#### [MATERIAL]
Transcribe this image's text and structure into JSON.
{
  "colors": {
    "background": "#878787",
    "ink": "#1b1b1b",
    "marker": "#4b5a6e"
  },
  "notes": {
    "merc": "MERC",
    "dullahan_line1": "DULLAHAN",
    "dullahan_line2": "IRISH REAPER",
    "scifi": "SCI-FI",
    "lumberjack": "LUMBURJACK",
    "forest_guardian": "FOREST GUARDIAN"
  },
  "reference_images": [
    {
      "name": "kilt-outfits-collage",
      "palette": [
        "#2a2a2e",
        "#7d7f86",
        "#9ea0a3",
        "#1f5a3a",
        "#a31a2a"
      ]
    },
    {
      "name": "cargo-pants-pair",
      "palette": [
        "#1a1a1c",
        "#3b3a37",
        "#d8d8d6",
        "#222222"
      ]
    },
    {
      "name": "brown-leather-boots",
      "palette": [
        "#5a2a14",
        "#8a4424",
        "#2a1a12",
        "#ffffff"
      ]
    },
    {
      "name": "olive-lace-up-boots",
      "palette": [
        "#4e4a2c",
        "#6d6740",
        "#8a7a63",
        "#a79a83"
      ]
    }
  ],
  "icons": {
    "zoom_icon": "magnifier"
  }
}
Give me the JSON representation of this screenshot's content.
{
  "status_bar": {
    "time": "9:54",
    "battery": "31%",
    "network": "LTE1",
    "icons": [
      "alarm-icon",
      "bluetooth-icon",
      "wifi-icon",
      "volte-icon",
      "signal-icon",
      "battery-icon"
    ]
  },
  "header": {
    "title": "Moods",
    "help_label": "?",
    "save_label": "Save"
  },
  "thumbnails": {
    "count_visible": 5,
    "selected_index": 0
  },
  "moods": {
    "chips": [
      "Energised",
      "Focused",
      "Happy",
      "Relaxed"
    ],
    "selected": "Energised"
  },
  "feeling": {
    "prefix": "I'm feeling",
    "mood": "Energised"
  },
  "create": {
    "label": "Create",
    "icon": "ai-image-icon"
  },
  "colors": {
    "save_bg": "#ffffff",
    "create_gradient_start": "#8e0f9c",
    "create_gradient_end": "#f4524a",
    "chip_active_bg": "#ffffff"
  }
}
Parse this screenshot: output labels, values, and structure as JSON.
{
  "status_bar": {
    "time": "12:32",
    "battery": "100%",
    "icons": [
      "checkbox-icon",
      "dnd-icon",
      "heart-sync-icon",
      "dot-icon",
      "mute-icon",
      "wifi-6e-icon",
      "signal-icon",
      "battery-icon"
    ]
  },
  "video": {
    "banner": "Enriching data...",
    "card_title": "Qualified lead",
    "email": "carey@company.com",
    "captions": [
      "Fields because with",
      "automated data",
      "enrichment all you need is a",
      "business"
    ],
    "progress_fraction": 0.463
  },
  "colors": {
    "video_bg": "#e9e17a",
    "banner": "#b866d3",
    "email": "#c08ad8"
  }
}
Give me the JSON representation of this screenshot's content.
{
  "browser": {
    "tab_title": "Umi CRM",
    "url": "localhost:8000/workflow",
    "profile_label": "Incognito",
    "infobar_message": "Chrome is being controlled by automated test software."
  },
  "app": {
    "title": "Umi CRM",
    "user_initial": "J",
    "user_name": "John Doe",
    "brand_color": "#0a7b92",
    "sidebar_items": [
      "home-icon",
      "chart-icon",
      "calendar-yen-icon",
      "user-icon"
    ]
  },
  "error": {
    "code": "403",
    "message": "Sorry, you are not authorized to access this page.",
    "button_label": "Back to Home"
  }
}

#### [AIM]
Return every line from the records above that holds the word "email".

#### [EXERCISE ANSWER]
    "email": "carey@company.com",
    "email": "#c08ad8"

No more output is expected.